──────── Working data ────────

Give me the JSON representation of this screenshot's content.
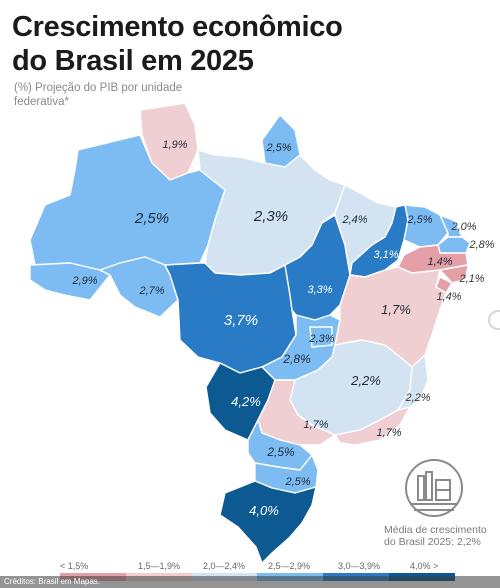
{
  "title": "Crescimento econômico do Brasil em 2025",
  "subtitle": "(%) Projeção do PIB por unidade federativa*",
  "colors": {
    "lt_1_5": "#e3a0a6",
    "r1_5_1_9": "#f0cfd2",
    "r2_0_2_4": "#d3e3f2",
    "r2_5_2_9": "#7dbcf3",
    "r3_0_3_9": "#2a7bc6",
    "ge_4_0": "#0d5a93"
  },
  "states": {
    "RR": "1,9%",
    "AP": "2,5%",
    "AM": "2,5%",
    "PA": "2,3%",
    "AC": "2,9%",
    "RO": "2,7%",
    "MT": "3,7%",
    "TO": "3,3%",
    "MA": "2,4%",
    "PI": "3,1%",
    "CE": "2,5%",
    "RN": "2,0%",
    "PB": "2,8%",
    "PE": "1,4%",
    "AL": "2,1%",
    "SE": "1,4%",
    "BA": "1,7%",
    "GO": "2,8%",
    "DF": "2,3%",
    "MG": "2,2%",
    "ES": "2,2%",
    "MS": "4,2%",
    "SP": "1,7%",
    "RJ": "1,7%",
    "PR": "2,5%",
    "SC": "2,5%",
    "RS": "4,0%"
  },
  "average": "Média de crescimento do Brasil 2025: 2,2%",
  "legend": {
    "labels": [
      "< 1,5%",
      "1,5—1,9%",
      "2,0—2,4%",
      "2,5—2,9%",
      "3,0—3,9%",
      "4,0% >"
    ]
  },
  "credits": "Créditos: Brasil em Mapas."
}
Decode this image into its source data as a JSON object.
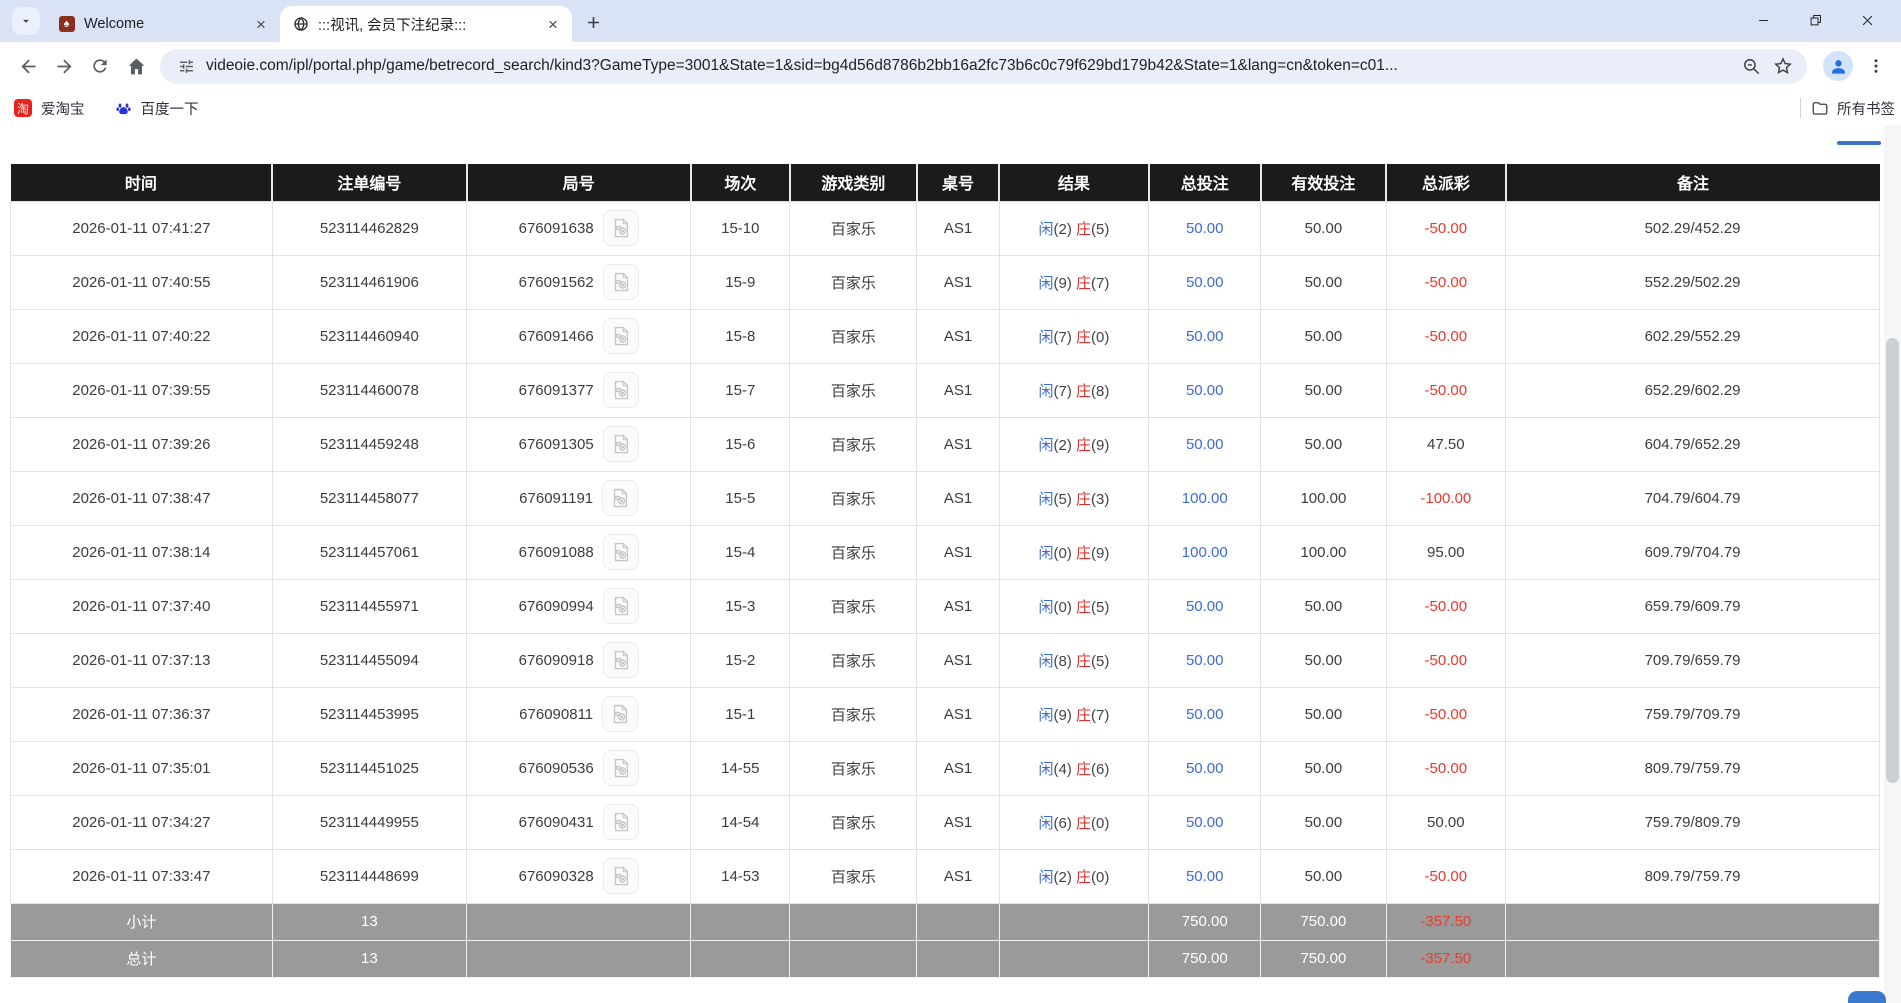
{
  "browser": {
    "tabs": [
      {
        "title": "Welcome"
      },
      {
        "title": ":::视讯, 会员下注纪录:::"
      }
    ],
    "url": "videoie.com/ipl/portal.php/game/betrecord_search/kind3?GameType=3001&State=1&sid=bg4d56d8786b2bb16a2fc73b6c0c79f629bd179b42&State=1&lang=cn&token=c01...",
    "bookmarks": {
      "items": [
        {
          "label": "爱淘宝"
        },
        {
          "label": "百度一下"
        }
      ],
      "all_bookmarks_label": "所有书签"
    }
  },
  "table": {
    "headers": [
      "时间",
      "注单编号",
      "局号",
      "场次",
      "游戏类别",
      "桌号",
      "结果",
      "总投注",
      "有效投注",
      "总派彩",
      "备注"
    ],
    "rows": [
      {
        "time": "2026-01-11 07:41:27",
        "bet_id": "523114462829",
        "round": "676091638",
        "session": "15-10",
        "game": "百家乐",
        "table": "AS1",
        "player": "闲",
        "player_score": "(2)",
        "banker": "庄",
        "banker_score": "(5)",
        "total_bet": "50.00",
        "valid_bet": "50.00",
        "payout": "-50.00",
        "note": "502.29/452.29"
      },
      {
        "time": "2026-01-11 07:40:55",
        "bet_id": "523114461906",
        "round": "676091562",
        "session": "15-9",
        "game": "百家乐",
        "table": "AS1",
        "player": "闲",
        "player_score": "(9)",
        "banker": "庄",
        "banker_score": "(7)",
        "total_bet": "50.00",
        "valid_bet": "50.00",
        "payout": "-50.00",
        "note": "552.29/502.29"
      },
      {
        "time": "2026-01-11 07:40:22",
        "bet_id": "523114460940",
        "round": "676091466",
        "session": "15-8",
        "game": "百家乐",
        "table": "AS1",
        "player": "闲",
        "player_score": "(7)",
        "banker": "庄",
        "banker_score": "(0)",
        "total_bet": "50.00",
        "valid_bet": "50.00",
        "payout": "-50.00",
        "note": "602.29/552.29"
      },
      {
        "time": "2026-01-11 07:39:55",
        "bet_id": "523114460078",
        "round": "676091377",
        "session": "15-7",
        "game": "百家乐",
        "table": "AS1",
        "player": "闲",
        "player_score": "(7)",
        "banker": "庄",
        "banker_score": "(8)",
        "total_bet": "50.00",
        "valid_bet": "50.00",
        "payout": "-50.00",
        "note": "652.29/602.29"
      },
      {
        "time": "2026-01-11 07:39:26",
        "bet_id": "523114459248",
        "round": "676091305",
        "session": "15-6",
        "game": "百家乐",
        "table": "AS1",
        "player": "闲",
        "player_score": "(2)",
        "banker": "庄",
        "banker_score": "(9)",
        "total_bet": "50.00",
        "valid_bet": "50.00",
        "payout": "47.50",
        "note": "604.79/652.29"
      },
      {
        "time": "2026-01-11 07:38:47",
        "bet_id": "523114458077",
        "round": "676091191",
        "session": "15-5",
        "game": "百家乐",
        "table": "AS1",
        "player": "闲",
        "player_score": "(5)",
        "banker": "庄",
        "banker_score": "(3)",
        "total_bet": "100.00",
        "valid_bet": "100.00",
        "payout": "-100.00",
        "note": "704.79/604.79"
      },
      {
        "time": "2026-01-11 07:38:14",
        "bet_id": "523114457061",
        "round": "676091088",
        "session": "15-4",
        "game": "百家乐",
        "table": "AS1",
        "player": "闲",
        "player_score": "(0)",
        "banker": "庄",
        "banker_score": "(9)",
        "total_bet": "100.00",
        "valid_bet": "100.00",
        "payout": "95.00",
        "note": "609.79/704.79"
      },
      {
        "time": "2026-01-11 07:37:40",
        "bet_id": "523114455971",
        "round": "676090994",
        "session": "15-3",
        "game": "百家乐",
        "table": "AS1",
        "player": "闲",
        "player_score": "(0)",
        "banker": "庄",
        "banker_score": "(5)",
        "total_bet": "50.00",
        "valid_bet": "50.00",
        "payout": "-50.00",
        "note": "659.79/609.79"
      },
      {
        "time": "2026-01-11 07:37:13",
        "bet_id": "523114455094",
        "round": "676090918",
        "session": "15-2",
        "game": "百家乐",
        "table": "AS1",
        "player": "闲",
        "player_score": "(8)",
        "banker": "庄",
        "banker_score": "(5)",
        "total_bet": "50.00",
        "valid_bet": "50.00",
        "payout": "-50.00",
        "note": "709.79/659.79"
      },
      {
        "time": "2026-01-11 07:36:37",
        "bet_id": "523114453995",
        "round": "676090811",
        "session": "15-1",
        "game": "百家乐",
        "table": "AS1",
        "player": "闲",
        "player_score": "(9)",
        "banker": "庄",
        "banker_score": "(7)",
        "total_bet": "50.00",
        "valid_bet": "50.00",
        "payout": "-50.00",
        "note": "759.79/709.79"
      },
      {
        "time": "2026-01-11 07:35:01",
        "bet_id": "523114451025",
        "round": "676090536",
        "session": "14-55",
        "game": "百家乐",
        "table": "AS1",
        "player": "闲",
        "player_score": "(4)",
        "banker": "庄",
        "banker_score": "(6)",
        "total_bet": "50.00",
        "valid_bet": "50.00",
        "payout": "-50.00",
        "note": "809.79/759.79"
      },
      {
        "time": "2026-01-11 07:34:27",
        "bet_id": "523114449955",
        "round": "676090431",
        "session": "14-54",
        "game": "百家乐",
        "table": "AS1",
        "player": "闲",
        "player_score": "(6)",
        "banker": "庄",
        "banker_score": "(0)",
        "total_bet": "50.00",
        "valid_bet": "50.00",
        "payout": "50.00",
        "note": "759.79/809.79"
      },
      {
        "time": "2026-01-11 07:33:47",
        "bet_id": "523114448699",
        "round": "676090328",
        "session": "14-53",
        "game": "百家乐",
        "table": "AS1",
        "player": "闲",
        "player_score": "(2)",
        "banker": "庄",
        "banker_score": "(0)",
        "total_bet": "50.00",
        "valid_bet": "50.00",
        "payout": "-50.00",
        "note": "809.79/759.79"
      }
    ],
    "subtotal": {
      "label": "小计",
      "count": "13",
      "total_bet": "750.00",
      "valid_bet": "750.00",
      "payout": "-357.50"
    },
    "total": {
      "label": "总计",
      "count": "13",
      "total_bet": "750.00",
      "valid_bet": "750.00",
      "payout": "-357.50"
    }
  },
  "colors": {
    "accent_blue": "#3c6ad8",
    "banker_red": "#d9342b",
    "negative_red": "#e8392b",
    "header_bg": "#1b1b1b",
    "footer_bg": "#9a9a9a",
    "tabstrip_bg": "#dae3f5"
  }
}
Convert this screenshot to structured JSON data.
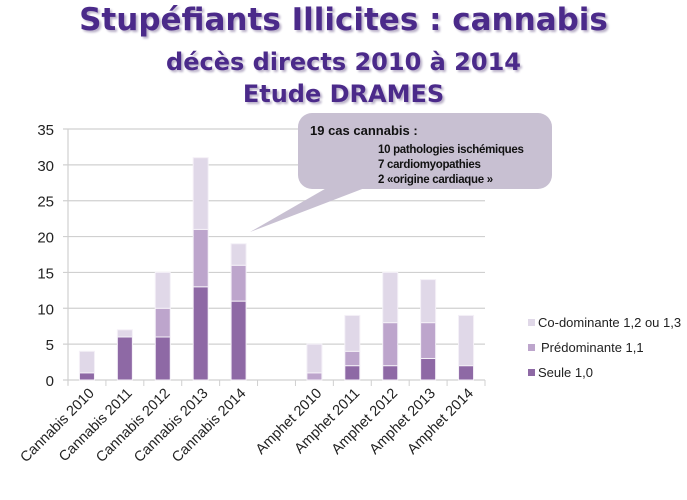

────────

Direction:
Collect every line above that contains the word "JSON".

Exercise output:
Give me the JSON representation of this screenshot's content.
Decode this image into its source data as a JSON object.
Convert this screenshot to structured JSON data.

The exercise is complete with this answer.